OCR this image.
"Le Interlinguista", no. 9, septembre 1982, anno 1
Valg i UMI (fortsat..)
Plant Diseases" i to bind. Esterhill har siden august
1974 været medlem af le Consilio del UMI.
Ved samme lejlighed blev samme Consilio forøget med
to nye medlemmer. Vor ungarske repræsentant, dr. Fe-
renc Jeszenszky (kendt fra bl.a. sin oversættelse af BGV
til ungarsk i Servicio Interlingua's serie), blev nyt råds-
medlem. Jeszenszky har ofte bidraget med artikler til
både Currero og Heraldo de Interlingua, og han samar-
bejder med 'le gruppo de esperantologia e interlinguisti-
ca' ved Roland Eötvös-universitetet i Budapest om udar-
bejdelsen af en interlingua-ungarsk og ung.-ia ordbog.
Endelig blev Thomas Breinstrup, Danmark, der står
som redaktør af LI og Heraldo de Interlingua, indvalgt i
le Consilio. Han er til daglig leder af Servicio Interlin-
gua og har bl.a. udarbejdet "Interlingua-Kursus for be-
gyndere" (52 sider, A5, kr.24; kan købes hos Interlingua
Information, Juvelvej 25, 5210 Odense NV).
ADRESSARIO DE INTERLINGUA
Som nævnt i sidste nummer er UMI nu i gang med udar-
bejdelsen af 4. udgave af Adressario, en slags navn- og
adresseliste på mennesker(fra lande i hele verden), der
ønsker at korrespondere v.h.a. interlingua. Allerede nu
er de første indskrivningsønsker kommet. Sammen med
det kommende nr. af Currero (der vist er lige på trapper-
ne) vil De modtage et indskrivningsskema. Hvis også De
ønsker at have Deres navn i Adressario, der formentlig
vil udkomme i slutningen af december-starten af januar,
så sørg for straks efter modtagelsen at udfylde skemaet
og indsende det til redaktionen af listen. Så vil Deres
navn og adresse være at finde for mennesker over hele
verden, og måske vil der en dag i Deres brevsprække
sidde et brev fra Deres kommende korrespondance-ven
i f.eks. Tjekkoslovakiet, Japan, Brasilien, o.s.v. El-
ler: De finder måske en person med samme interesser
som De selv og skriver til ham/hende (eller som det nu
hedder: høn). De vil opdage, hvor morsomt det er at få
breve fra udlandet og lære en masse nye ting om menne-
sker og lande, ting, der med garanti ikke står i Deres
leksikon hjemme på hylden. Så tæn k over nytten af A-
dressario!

__TASK DIRECTIONS__:
Using the material above, state how many lines include the string "navn". Answer with a single number.

__THE RESULT__:
3